• [Input material]:

────

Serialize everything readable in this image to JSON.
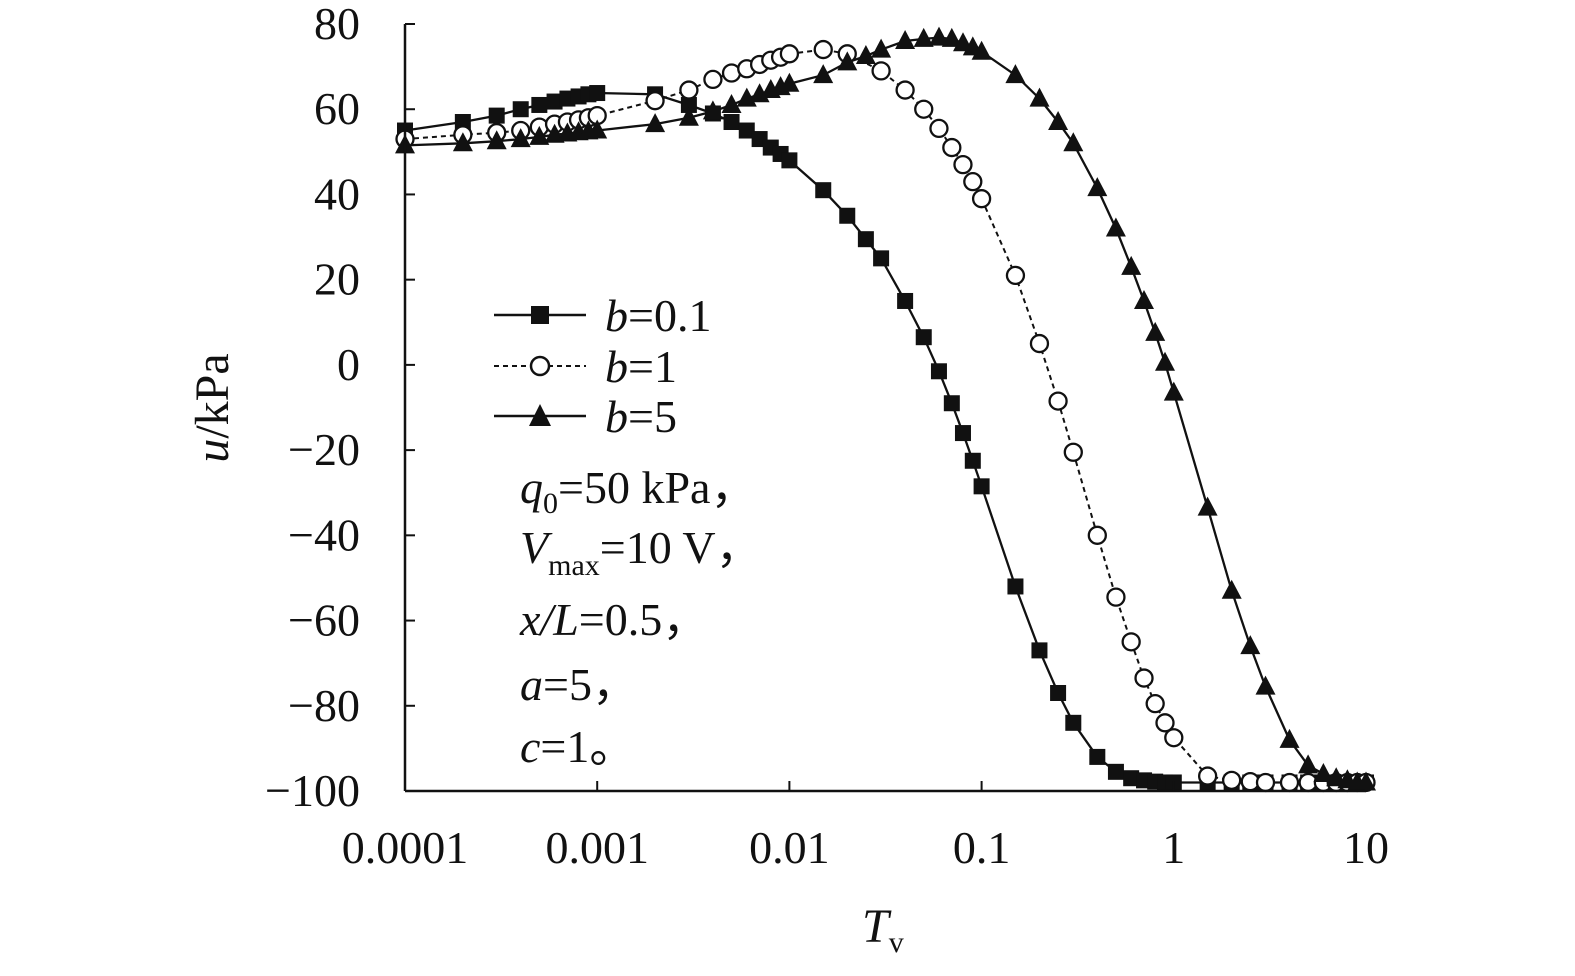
{
  "chart_data": {
    "type": "line",
    "xscale": "log",
    "xlim": [
      0.0001,
      10
    ],
    "ylim": [
      -100,
      80
    ],
    "xticks": [
      0.0001,
      0.001,
      0.01,
      0.1,
      1,
      10
    ],
    "xtick_labels": [
      "0.0001",
      "0.001",
      "0.01",
      "0.1",
      "1",
      "10"
    ],
    "yticks": [
      80,
      60,
      40,
      20,
      0,
      -20,
      -40,
      -60,
      -80,
      -100
    ],
    "ytick_labels": [
      "80",
      "60",
      "40",
      "20",
      "0",
      "−20",
      "−40",
      "−60",
      "−80",
      "−100"
    ],
    "xlabel": {
      "main": "T",
      "sub": "v"
    },
    "ylabel": {
      "italic": "u",
      "rest": "/kPa"
    },
    "grid": false,
    "legend_position": "center-left",
    "series": [
      {
        "name": "b=0.1",
        "legend_italic": "b",
        "legend_rest": "=0.1",
        "marker": "square-filled",
        "line": "solid",
        "x": [
          0.0001,
          0.0002,
          0.0003,
          0.0004,
          0.0005,
          0.0006,
          0.0007,
          0.0008,
          0.0009,
          0.001,
          0.002,
          0.003,
          0.004,
          0.005,
          0.006,
          0.007,
          0.008,
          0.009,
          0.01,
          0.015,
          0.02,
          0.025,
          0.03,
          0.04,
          0.05,
          0.06,
          0.07,
          0.08,
          0.09,
          0.1,
          0.15,
          0.2,
          0.25,
          0.3,
          0.4,
          0.5,
          0.6,
          0.7,
          0.8,
          0.9,
          1,
          1.5,
          2,
          2.5,
          3,
          4,
          5,
          6,
          7,
          8,
          9,
          10
        ],
        "y": [
          55,
          57,
          58.5,
          60,
          61,
          61.8,
          62.5,
          63,
          63.5,
          63.8,
          63.5,
          61,
          59,
          57,
          55,
          53,
          51,
          49.5,
          48,
          41,
          35,
          29.5,
          25,
          15,
          6.5,
          -1.5,
          -9,
          -16,
          -22.5,
          -28.5,
          -52,
          -67,
          -77,
          -84,
          -92,
          -95.5,
          -97,
          -97.5,
          -97.8,
          -98,
          -98,
          -98,
          -98,
          -98,
          -98,
          -98,
          -98,
          -98,
          -98,
          -98,
          -98,
          -98
        ]
      },
      {
        "name": "b=1",
        "legend_italic": "b",
        "legend_rest": "=1",
        "marker": "circle-open",
        "line": "dashed",
        "x": [
          0.0001,
          0.0002,
          0.0003,
          0.0004,
          0.0005,
          0.0006,
          0.0007,
          0.0008,
          0.0009,
          0.001,
          0.002,
          0.003,
          0.004,
          0.005,
          0.006,
          0.007,
          0.008,
          0.009,
          0.01,
          0.015,
          0.02,
          0.03,
          0.04,
          0.05,
          0.06,
          0.07,
          0.08,
          0.09,
          0.1,
          0.15,
          0.2,
          0.25,
          0.3,
          0.4,
          0.5,
          0.6,
          0.7,
          0.8,
          0.9,
          1,
          1.5,
          2,
          2.5,
          3,
          4,
          5,
          6,
          7,
          8,
          9,
          10
        ],
        "y": [
          53,
          54,
          54.5,
          55,
          55.8,
          56.5,
          57,
          57.5,
          58,
          58.5,
          62,
          64.5,
          67,
          68.5,
          69.5,
          70.5,
          71.5,
          72.2,
          73,
          74,
          73,
          69,
          64.5,
          60,
          55.5,
          51,
          47,
          43,
          39,
          21,
          5,
          -8.5,
          -20.5,
          -40,
          -54.5,
          -65,
          -73.5,
          -79.5,
          -84,
          -87.5,
          -96.5,
          -97.5,
          -97.8,
          -98,
          -98,
          -98,
          -98,
          -98,
          -98,
          -98,
          -98
        ]
      },
      {
        "name": "b=5",
        "legend_italic": "b",
        "legend_rest": "=5",
        "marker": "triangle-filled",
        "line": "solid",
        "x": [
          0.0001,
          0.0002,
          0.0003,
          0.0004,
          0.0005,
          0.0006,
          0.0007,
          0.0008,
          0.0009,
          0.001,
          0.002,
          0.003,
          0.004,
          0.005,
          0.006,
          0.007,
          0.008,
          0.009,
          0.01,
          0.015,
          0.02,
          0.025,
          0.03,
          0.04,
          0.05,
          0.06,
          0.07,
          0.08,
          0.09,
          0.1,
          0.15,
          0.2,
          0.25,
          0.3,
          0.4,
          0.5,
          0.6,
          0.7,
          0.8,
          0.9,
          1,
          1.5,
          2,
          2.5,
          3,
          4,
          5,
          6,
          7,
          8,
          9,
          10
        ],
        "y": [
          51.5,
          52,
          52.5,
          53,
          53.5,
          54,
          54.3,
          54.6,
          54.8,
          55,
          56.5,
          58,
          59.5,
          61,
          62.5,
          63.5,
          64.5,
          65.2,
          66,
          68,
          71,
          72.5,
          74,
          76,
          76.5,
          76.8,
          76.5,
          75.5,
          74.5,
          73.5,
          68,
          62.5,
          57,
          52,
          41.5,
          32,
          23,
          15,
          7.5,
          0.5,
          -6.5,
          -33.5,
          -53,
          -66,
          -75.5,
          -88,
          -94,
          -96,
          -97,
          -97.5,
          -98,
          -98
        ]
      }
    ],
    "annotations": [
      {
        "italic": "q",
        "sub": "0",
        "rest": "=50 kPa，"
      },
      {
        "italic": "V",
        "sub": "max",
        "rest": "=10 V，"
      },
      {
        "italic": "x/L",
        "sub": "",
        "rest": "=0.5，"
      },
      {
        "italic": "a",
        "sub": "",
        "rest": "=5，"
      },
      {
        "italic": "c",
        "sub": "",
        "rest": "=1。"
      }
    ]
  }
}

────

• [Problem requirements]: Except for the pictures, copy the material above exactly.

• [Answer to this problem]:
Serialize everything readable in this image to JSON.
{
  "chart_data": {
    "type": "line",
    "xscale": "log",
    "xlim": [
      0.0001,
      10
    ],
    "ylim": [
      -100,
      80
    ],
    "xticks": [
      0.0001,
      0.001,
      0.01,
      0.1,
      1,
      10
    ],
    "xtick_labels": [
      "0.0001",
      "0.001",
      "0.01",
      "0.1",
      "1",
      "10"
    ],
    "yticks": [
      80,
      60,
      40,
      20,
      0,
      -20,
      -40,
      -60,
      -80,
      -100
    ],
    "ytick_labels": [
      "80",
      "60",
      "40",
      "20",
      "0",
      "−20",
      "−40",
      "−60",
      "−80",
      "−100"
    ],
    "xlabel": {
      "main": "T",
      "sub": "v"
    },
    "ylabel": {
      "italic": "u",
      "rest": "/kPa"
    },
    "grid": false,
    "legend_position": "center-left",
    "series": [
      {
        "name": "b=0.1",
        "legend_italic": "b",
        "legend_rest": "=0.1",
        "marker": "square-filled",
        "line": "solid",
        "x": [
          0.0001,
          0.0002,
          0.0003,
          0.0004,
          0.0005,
          0.0006,
          0.0007,
          0.0008,
          0.0009,
          0.001,
          0.002,
          0.003,
          0.004,
          0.005,
          0.006,
          0.007,
          0.008,
          0.009,
          0.01,
          0.015,
          0.02,
          0.025,
          0.03,
          0.04,
          0.05,
          0.06,
          0.07,
          0.08,
          0.09,
          0.1,
          0.15,
          0.2,
          0.25,
          0.3,
          0.4,
          0.5,
          0.6,
          0.7,
          0.8,
          0.9,
          1,
          1.5,
          2,
          2.5,
          3,
          4,
          5,
          6,
          7,
          8,
          9,
          10
        ],
        "y": [
          55,
          57,
          58.5,
          60,
          61,
          61.8,
          62.5,
          63,
          63.5,
          63.8,
          63.5,
          61,
          59,
          57,
          55,
          53,
          51,
          49.5,
          48,
          41,
          35,
          29.5,
          25,
          15,
          6.5,
          -1.5,
          -9,
          -16,
          -22.5,
          -28.5,
          -52,
          -67,
          -77,
          -84,
          -92,
          -95.5,
          -97,
          -97.5,
          -97.8,
          -98,
          -98,
          -98,
          -98,
          -98,
          -98,
          -98,
          -98,
          -98,
          -98,
          -98,
          -98,
          -98
        ]
      },
      {
        "name": "b=1",
        "legend_italic": "b",
        "legend_rest": "=1",
        "marker": "circle-open",
        "line": "dashed",
        "x": [
          0.0001,
          0.0002,
          0.0003,
          0.0004,
          0.0005,
          0.0006,
          0.0007,
          0.0008,
          0.0009,
          0.001,
          0.002,
          0.003,
          0.004,
          0.005,
          0.006,
          0.007,
          0.008,
          0.009,
          0.01,
          0.015,
          0.02,
          0.03,
          0.04,
          0.05,
          0.06,
          0.07,
          0.08,
          0.09,
          0.1,
          0.15,
          0.2,
          0.25,
          0.3,
          0.4,
          0.5,
          0.6,
          0.7,
          0.8,
          0.9,
          1,
          1.5,
          2,
          2.5,
          3,
          4,
          5,
          6,
          7,
          8,
          9,
          10
        ],
        "y": [
          53,
          54,
          54.5,
          55,
          55.8,
          56.5,
          57,
          57.5,
          58,
          58.5,
          62,
          64.5,
          67,
          68.5,
          69.5,
          70.5,
          71.5,
          72.2,
          73,
          74,
          73,
          69,
          64.5,
          60,
          55.5,
          51,
          47,
          43,
          39,
          21,
          5,
          -8.5,
          -20.5,
          -40,
          -54.5,
          -65,
          -73.5,
          -79.5,
          -84,
          -87.5,
          -96.5,
          -97.5,
          -97.8,
          -98,
          -98,
          -98,
          -98,
          -98,
          -98,
          -98,
          -98
        ]
      },
      {
        "name": "b=5",
        "legend_italic": "b",
        "legend_rest": "=5",
        "marker": "triangle-filled",
        "line": "solid",
        "x": [
          0.0001,
          0.0002,
          0.0003,
          0.0004,
          0.0005,
          0.0006,
          0.0007,
          0.0008,
          0.0009,
          0.001,
          0.002,
          0.003,
          0.004,
          0.005,
          0.006,
          0.007,
          0.008,
          0.009,
          0.01,
          0.015,
          0.02,
          0.025,
          0.03,
          0.04,
          0.05,
          0.06,
          0.07,
          0.08,
          0.09,
          0.1,
          0.15,
          0.2,
          0.25,
          0.3,
          0.4,
          0.5,
          0.6,
          0.7,
          0.8,
          0.9,
          1,
          1.5,
          2,
          2.5,
          3,
          4,
          5,
          6,
          7,
          8,
          9,
          10
        ],
        "y": [
          51.5,
          52,
          52.5,
          53,
          53.5,
          54,
          54.3,
          54.6,
          54.8,
          55,
          56.5,
          58,
          59.5,
          61,
          62.5,
          63.5,
          64.5,
          65.2,
          66,
          68,
          71,
          72.5,
          74,
          76,
          76.5,
          76.8,
          76.5,
          75.5,
          74.5,
          73.5,
          68,
          62.5,
          57,
          52,
          41.5,
          32,
          23,
          15,
          7.5,
          0.5,
          -6.5,
          -33.5,
          -53,
          -66,
          -75.5,
          -88,
          -94,
          -96,
          -97,
          -97.5,
          -98,
          -98
        ]
      }
    ],
    "annotations": [
      {
        "italic": "q",
        "sub": "0",
        "rest": "=50 kPa，"
      },
      {
        "italic": "V",
        "sub": "max",
        "rest": "=10 V，"
      },
      {
        "italic": "x/L",
        "sub": "",
        "rest": "=0.5，"
      },
      {
        "italic": "a",
        "sub": "",
        "rest": "=5，"
      },
      {
        "italic": "c",
        "sub": "",
        "rest": "=1。"
      }
    ]
  }
}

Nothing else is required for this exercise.